[Begin Exercise materials]

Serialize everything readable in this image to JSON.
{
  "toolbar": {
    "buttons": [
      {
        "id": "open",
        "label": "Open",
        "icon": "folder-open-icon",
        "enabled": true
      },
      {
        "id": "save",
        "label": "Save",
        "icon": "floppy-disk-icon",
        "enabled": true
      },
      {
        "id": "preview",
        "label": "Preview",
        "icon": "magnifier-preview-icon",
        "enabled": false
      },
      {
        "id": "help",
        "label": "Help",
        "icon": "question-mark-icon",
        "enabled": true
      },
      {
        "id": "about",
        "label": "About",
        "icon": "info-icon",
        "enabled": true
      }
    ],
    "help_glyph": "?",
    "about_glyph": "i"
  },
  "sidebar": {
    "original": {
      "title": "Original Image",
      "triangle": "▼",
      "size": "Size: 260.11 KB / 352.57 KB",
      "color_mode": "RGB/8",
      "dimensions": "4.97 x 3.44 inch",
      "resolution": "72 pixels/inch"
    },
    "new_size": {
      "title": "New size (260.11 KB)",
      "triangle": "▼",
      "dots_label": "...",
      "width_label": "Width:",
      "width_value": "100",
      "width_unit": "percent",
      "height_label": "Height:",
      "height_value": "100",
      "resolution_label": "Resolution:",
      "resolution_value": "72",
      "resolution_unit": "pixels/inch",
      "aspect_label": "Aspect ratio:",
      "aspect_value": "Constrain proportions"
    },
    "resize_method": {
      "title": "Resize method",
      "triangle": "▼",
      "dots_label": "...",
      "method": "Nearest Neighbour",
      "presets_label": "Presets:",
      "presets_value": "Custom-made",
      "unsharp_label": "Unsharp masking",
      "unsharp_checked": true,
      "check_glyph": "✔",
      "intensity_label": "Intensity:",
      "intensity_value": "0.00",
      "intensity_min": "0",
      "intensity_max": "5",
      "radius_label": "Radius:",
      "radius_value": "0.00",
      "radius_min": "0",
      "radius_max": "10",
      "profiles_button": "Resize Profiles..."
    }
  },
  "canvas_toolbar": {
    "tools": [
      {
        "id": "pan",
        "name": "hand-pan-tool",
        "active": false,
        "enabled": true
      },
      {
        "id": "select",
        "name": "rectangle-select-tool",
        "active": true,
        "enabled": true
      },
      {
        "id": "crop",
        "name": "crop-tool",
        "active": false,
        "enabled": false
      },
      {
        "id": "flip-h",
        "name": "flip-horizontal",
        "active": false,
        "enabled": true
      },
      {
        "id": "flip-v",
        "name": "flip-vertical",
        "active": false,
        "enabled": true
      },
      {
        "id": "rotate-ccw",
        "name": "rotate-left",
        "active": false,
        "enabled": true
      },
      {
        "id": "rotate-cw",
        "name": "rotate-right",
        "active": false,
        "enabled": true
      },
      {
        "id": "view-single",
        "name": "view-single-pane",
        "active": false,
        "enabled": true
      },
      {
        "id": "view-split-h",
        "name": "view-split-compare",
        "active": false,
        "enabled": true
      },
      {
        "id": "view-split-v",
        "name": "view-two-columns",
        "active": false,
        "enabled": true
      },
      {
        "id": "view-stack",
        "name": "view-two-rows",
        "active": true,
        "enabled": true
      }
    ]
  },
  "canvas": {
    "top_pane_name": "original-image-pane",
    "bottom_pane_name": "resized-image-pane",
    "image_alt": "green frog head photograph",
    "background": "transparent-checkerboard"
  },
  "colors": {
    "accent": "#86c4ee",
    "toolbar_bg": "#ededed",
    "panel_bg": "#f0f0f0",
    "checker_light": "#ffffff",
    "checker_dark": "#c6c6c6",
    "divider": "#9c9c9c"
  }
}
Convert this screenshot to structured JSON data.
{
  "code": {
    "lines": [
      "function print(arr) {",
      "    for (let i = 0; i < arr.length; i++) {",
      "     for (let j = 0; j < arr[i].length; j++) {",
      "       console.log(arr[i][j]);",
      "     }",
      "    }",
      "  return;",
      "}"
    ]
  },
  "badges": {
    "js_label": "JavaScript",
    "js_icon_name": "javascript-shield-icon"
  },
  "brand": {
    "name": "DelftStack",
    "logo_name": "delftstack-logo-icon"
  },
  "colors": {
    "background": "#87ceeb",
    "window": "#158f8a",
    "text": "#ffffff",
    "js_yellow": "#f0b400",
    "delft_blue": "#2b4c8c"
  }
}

[End Exercise materials]

Your instructions:
From the data above, gather every line that includes the word "JSON".

Finished exercise:
Serialize everything readable in this image to JSON.
Convert this screenshot to structured JSON data.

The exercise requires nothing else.